Given records:
►
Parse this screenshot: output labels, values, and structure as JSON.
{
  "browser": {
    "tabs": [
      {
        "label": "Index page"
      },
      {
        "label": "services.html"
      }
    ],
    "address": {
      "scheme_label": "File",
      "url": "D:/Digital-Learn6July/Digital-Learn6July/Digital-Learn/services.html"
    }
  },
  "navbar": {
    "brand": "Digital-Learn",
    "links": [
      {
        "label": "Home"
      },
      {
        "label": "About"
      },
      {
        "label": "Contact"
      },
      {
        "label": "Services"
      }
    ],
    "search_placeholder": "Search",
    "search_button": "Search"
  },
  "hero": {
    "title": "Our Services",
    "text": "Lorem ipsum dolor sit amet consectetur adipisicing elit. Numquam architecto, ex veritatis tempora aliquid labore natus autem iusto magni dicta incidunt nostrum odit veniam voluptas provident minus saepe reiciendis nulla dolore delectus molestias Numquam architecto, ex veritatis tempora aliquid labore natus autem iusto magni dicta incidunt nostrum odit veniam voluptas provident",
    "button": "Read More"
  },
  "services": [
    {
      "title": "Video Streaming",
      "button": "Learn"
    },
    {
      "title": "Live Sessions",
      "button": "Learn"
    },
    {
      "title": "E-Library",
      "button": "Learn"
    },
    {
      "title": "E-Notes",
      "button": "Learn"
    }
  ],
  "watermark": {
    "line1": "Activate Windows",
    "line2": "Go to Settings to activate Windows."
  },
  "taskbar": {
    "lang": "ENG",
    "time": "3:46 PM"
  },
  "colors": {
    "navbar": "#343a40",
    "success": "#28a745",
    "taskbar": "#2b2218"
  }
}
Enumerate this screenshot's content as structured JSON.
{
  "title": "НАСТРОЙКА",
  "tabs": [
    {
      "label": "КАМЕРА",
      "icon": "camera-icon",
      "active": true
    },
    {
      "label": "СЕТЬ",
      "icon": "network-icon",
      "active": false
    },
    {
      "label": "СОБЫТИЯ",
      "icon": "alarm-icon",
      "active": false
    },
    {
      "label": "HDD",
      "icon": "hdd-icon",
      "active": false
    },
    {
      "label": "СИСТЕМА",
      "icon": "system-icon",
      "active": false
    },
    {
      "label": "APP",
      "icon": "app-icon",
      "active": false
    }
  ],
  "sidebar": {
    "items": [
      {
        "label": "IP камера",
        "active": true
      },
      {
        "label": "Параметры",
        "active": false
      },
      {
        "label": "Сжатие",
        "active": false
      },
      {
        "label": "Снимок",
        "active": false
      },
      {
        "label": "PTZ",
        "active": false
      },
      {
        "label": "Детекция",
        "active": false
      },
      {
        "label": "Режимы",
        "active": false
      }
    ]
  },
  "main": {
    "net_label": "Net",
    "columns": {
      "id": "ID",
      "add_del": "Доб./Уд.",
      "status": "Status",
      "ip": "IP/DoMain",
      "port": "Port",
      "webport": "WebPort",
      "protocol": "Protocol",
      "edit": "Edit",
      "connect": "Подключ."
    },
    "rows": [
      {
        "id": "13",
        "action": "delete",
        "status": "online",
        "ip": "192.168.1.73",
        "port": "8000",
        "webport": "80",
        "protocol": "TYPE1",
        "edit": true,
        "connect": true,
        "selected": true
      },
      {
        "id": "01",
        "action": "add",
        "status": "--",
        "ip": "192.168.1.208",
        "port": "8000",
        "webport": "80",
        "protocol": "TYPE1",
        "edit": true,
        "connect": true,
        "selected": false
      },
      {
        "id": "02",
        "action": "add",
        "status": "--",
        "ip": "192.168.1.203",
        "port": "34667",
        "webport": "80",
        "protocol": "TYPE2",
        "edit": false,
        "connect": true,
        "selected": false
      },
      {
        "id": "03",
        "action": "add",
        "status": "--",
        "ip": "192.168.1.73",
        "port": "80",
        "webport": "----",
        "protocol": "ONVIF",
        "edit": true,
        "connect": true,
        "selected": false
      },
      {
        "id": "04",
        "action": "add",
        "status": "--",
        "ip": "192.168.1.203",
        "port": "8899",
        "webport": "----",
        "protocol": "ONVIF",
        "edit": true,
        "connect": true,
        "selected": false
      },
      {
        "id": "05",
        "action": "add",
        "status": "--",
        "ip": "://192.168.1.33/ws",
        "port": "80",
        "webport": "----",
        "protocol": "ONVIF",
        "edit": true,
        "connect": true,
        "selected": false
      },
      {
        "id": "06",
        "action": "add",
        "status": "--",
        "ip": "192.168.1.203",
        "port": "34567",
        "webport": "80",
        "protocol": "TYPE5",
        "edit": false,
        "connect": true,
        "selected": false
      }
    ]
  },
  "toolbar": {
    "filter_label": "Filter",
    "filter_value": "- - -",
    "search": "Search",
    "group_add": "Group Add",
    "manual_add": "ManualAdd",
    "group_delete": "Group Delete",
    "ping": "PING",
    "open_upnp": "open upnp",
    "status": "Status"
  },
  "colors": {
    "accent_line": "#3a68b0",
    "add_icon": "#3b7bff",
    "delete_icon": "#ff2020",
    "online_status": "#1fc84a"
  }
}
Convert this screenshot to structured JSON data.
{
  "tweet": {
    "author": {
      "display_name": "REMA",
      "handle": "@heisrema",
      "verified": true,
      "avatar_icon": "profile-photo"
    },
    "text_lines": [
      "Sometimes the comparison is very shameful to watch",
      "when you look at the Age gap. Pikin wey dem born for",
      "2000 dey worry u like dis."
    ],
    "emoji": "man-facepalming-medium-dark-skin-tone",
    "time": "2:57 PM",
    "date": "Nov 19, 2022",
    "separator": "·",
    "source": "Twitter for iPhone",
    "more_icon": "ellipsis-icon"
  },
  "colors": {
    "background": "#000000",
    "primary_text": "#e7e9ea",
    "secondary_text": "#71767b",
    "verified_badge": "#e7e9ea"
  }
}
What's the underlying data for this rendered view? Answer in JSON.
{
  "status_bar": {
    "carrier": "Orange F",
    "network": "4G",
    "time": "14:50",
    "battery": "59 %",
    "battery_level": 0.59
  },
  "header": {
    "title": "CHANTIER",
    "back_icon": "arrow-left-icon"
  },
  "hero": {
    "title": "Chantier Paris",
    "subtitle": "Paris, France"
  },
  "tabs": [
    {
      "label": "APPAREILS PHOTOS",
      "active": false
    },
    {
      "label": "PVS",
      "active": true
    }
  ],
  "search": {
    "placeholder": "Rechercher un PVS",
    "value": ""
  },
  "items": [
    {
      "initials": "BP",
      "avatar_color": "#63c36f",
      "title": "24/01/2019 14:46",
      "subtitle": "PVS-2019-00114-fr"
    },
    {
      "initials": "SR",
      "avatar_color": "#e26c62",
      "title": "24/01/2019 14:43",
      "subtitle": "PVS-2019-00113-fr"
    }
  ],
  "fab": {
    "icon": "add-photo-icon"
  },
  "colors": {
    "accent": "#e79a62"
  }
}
◄
Transcribe the data above in full, exactly.

Written answer:
Parse this screenshot: output labels, values, and structure as JSON.
{
  "browser": {
    "tabs": [
      {
        "label": "Index page"
      },
      {
        "label": "services.html"
      }
    ],
    "address": {
      "scheme_label": "File",
      "url": "D:/Digital-Learn6July/Digital-Learn6July/Digital-Learn/services.html"
    }
  },
  "navbar": {
    "brand": "Digital-Learn",
    "links": [
      {
        "label": "Home"
      },
      {
        "label": "About"
      },
      {
        "label": "Contact"
      },
      {
        "label": "Services"
      }
    ],
    "search_placeholder": "Search",
    "search_button": "Search"
  },
  "hero": {
    "title": "Our Services",
    "text": "Lorem ipsum dolor sit amet consectetur adipisicing elit. Numquam architecto, ex veritatis tempora aliquid labore natus autem iusto magni dicta incidunt nostrum odit veniam voluptas provident minus saepe reiciendis nulla dolore delectus molestias Numquam architecto, ex veritatis tempora aliquid labore natus autem iusto magni dicta incidunt nostrum odit veniam voluptas provident",
    "button": "Read More"
  },
  "services": [
    {
      "title": "Video Streaming",
      "button": "Learn"
    },
    {
      "title": "Live Sessions",
      "button": "Learn"
    },
    {
      "title": "E-Library",
      "button": "Learn"
    },
    {
      "title": "E-Notes",
      "button": "Learn"
    }
  ],
  "watermark": {
    "line1": "Activate Windows",
    "line2": "Go to Settings to activate Windows."
  },
  "taskbar": {
    "lang": "ENG",
    "time": "3:46 PM"
  },
  "colors": {
    "navbar": "#343a40",
    "success": "#28a745",
    "taskbar": "#2b2218"
  }
}
Enumerate this screenshot's content as structured JSON.
{
  "title": "НАСТРОЙКА",
  "tabs": [
    {
      "label": "КАМЕРА",
      "icon": "camera-icon",
      "active": true
    },
    {
      "label": "СЕТЬ",
      "icon": "network-icon",
      "active": false
    },
    {
      "label": "СОБЫТИЯ",
      "icon": "alarm-icon",
      "active": false
    },
    {
      "label": "HDD",
      "icon": "hdd-icon",
      "active": false
    },
    {
      "label": "СИСТЕМА",
      "icon": "system-icon",
      "active": false
    },
    {
      "label": "APP",
      "icon": "app-icon",
      "active": false
    }
  ],
  "sidebar": {
    "items": [
      {
        "label": "IP камера",
        "active": true
      },
      {
        "label": "Параметры",
        "active": false
      },
      {
        "label": "Сжатие",
        "active": false
      },
      {
        "label": "Снимок",
        "active": false
      },
      {
        "label": "PTZ",
        "active": false
      },
      {
        "label": "Детекция",
        "active": false
      },
      {
        "label": "Режимы",
        "active": false
      }
    ]
  },
  "main": {
    "net_label": "Net",
    "columns": {
      "id": "ID",
      "add_del": "Доб./Уд.",
      "status": "Status",
      "ip": "IP/DoMain",
      "port": "Port",
      "webport": "WebPort",
      "protocol": "Protocol",
      "edit": "Edit",
      "connect": "Подключ."
    },
    "rows": [
      {
        "id": "13",
        "action": "delete",
        "status": "online",
        "ip": "192.168.1.73",
        "port": "8000",
        "webport": "80",
        "protocol": "TYPE1",
        "edit": true,
        "connect": true,
        "selected": true
      },
      {
        "id": "01",
        "action": "add",
        "status": "--",
        "ip": "192.168.1.208",
        "port": "8000",
        "webport": "80",
        "protocol": "TYPE1",
        "edit": true,
        "connect": true,
        "selected": false
      },
      {
        "id": "02",
        "action": "add",
        "status": "--",
        "ip": "192.168.1.203",
        "port": "34667",
        "webport": "80",
        "protocol": "TYPE2",
        "edit": false,
        "connect": true,
        "selected": false
      },
      {
        "id": "03",
        "action": "add",
        "status": "--",
        "ip": "192.168.1.73",
        "port": "80",
        "webport": "----",
        "protocol": "ONVIF",
        "edit": true,
        "connect": true,
        "selected": false
      },
      {
        "id": "04",
        "action": "add",
        "status": "--",
        "ip": "192.168.1.203",
        "port": "8899",
        "webport": "----",
        "protocol": "ONVIF",
        "edit": true,
        "connect": true,
        "selected": false
      },
      {
        "id": "05",
        "action": "add",
        "status": "--",
        "ip": "://192.168.1.33/ws",
        "port": "80",
        "webport": "----",
        "protocol": "ONVIF",
        "edit": true,
        "connect": true,
        "selected": false
      },
      {
        "id": "06",
        "action": "add",
        "status": "--",
        "ip": "192.168.1.203",
        "port": "34567",
        "webport": "80",
        "protocol": "TYPE5",
        "edit": false,
        "connect": true,
        "selected": false
      }
    ]
  },
  "toolbar": {
    "filter_label": "Filter",
    "filter_value": "- - -",
    "search": "Search",
    "group_add": "Group Add",
    "manual_add": "ManualAdd",
    "group_delete": "Group Delete",
    "ping": "PING",
    "open_upnp": "open upnp",
    "status": "Status"
  },
  "colors": {
    "accent_line": "#3a68b0",
    "add_icon": "#3b7bff",
    "delete_icon": "#ff2020",
    "online_status": "#1fc84a"
  }
}
Convert this screenshot to structured JSON data.
{
  "tweet": {
    "author": {
      "display_name": "REMA",
      "handle": "@heisrema",
      "verified": true,
      "avatar_icon": "profile-photo"
    },
    "text_lines": [
      "Sometimes the comparison is very shameful to watch",
      "when you look at the Age gap. Pikin wey dem born for",
      "2000 dey worry u like dis."
    ],
    "emoji": "man-facepalming-medium-dark-skin-tone",
    "time": "2:57 PM",
    "date": "Nov 19, 2022",
    "separator": "·",
    "source": "Twitter for iPhone",
    "more_icon": "ellipsis-icon"
  },
  "colors": {
    "background": "#000000",
    "primary_text": "#e7e9ea",
    "secondary_text": "#71767b",
    "verified_badge": "#e7e9ea"
  }
}
What's the underlying data for this rendered view? Answer in JSON.
{
  "status_bar": {
    "carrier": "Orange F",
    "network": "4G",
    "time": "14:50",
    "battery": "59 %",
    "battery_level": 0.59
  },
  "header": {
    "title": "CHANTIER",
    "back_icon": "arrow-left-icon"
  },
  "hero": {
    "title": "Chantier Paris",
    "subtitle": "Paris, France"
  },
  "tabs": [
    {
      "label": "APPAREILS PHOTOS",
      "active": false
    },
    {
      "label": "PVS",
      "active": true
    }
  ],
  "search": {
    "placeholder": "Rechercher un PVS",
    "value": ""
  },
  "items": [
    {
      "initials": "BP",
      "avatar_color": "#63c36f",
      "title": "24/01/2019 14:46",
      "subtitle": "PVS-2019-00114-fr"
    },
    {
      "initials": "SR",
      "avatar_color": "#e26c62",
      "title": "24/01/2019 14:43",
      "subtitle": "PVS-2019-00113-fr"
    }
  ],
  "fab": {
    "icon": "add-photo-icon"
  },
  "colors": {
    "accent": "#e79a62"
  }
}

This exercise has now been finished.